• MATERIAL FOR THE TASK:
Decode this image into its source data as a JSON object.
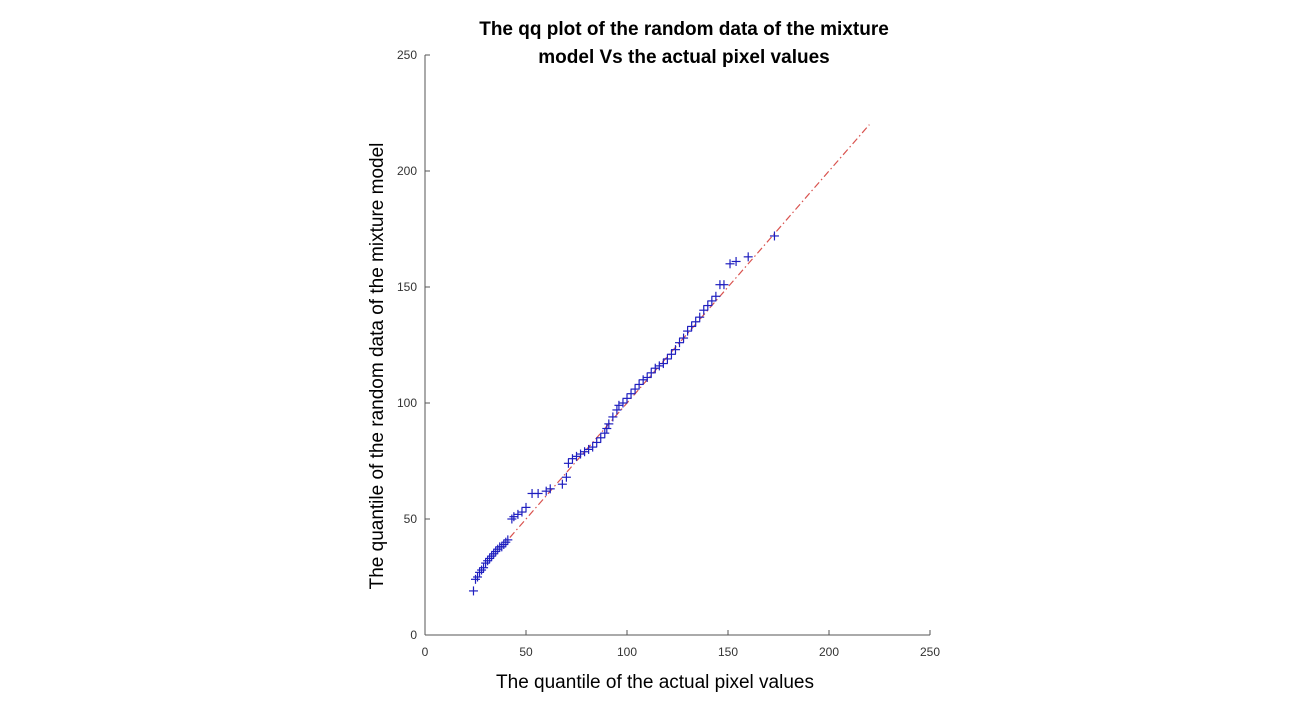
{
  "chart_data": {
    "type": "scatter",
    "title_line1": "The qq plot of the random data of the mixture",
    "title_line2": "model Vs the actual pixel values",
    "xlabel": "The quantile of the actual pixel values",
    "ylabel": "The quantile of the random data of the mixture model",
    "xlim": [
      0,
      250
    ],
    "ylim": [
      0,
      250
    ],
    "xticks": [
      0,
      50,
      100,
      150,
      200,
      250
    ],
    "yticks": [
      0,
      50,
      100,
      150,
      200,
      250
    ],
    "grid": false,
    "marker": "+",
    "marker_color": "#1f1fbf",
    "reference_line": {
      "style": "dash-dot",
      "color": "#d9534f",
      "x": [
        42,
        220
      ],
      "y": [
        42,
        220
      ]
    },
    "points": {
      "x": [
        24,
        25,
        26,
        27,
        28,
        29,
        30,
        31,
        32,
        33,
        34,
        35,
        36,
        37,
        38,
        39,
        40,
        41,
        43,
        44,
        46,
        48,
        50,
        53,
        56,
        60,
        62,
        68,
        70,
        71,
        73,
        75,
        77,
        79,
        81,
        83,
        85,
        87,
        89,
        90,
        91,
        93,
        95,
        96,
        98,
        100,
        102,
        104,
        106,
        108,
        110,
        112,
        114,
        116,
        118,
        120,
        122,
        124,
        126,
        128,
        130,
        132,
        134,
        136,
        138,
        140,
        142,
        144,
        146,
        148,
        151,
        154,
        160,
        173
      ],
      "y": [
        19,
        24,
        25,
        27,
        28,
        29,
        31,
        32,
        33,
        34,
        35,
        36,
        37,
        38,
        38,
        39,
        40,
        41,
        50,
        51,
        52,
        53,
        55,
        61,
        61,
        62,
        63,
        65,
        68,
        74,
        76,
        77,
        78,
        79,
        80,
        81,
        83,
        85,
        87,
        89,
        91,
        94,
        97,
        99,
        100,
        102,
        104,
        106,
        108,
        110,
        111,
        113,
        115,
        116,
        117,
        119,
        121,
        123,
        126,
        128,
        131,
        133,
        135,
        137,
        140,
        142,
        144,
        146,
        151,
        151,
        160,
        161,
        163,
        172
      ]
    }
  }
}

• WHAT THE TASK REQUIRES: Check every line of the records above for the string "values" and say how many contain it, giving the number alone.

• RESULT OF THIS TASK: 2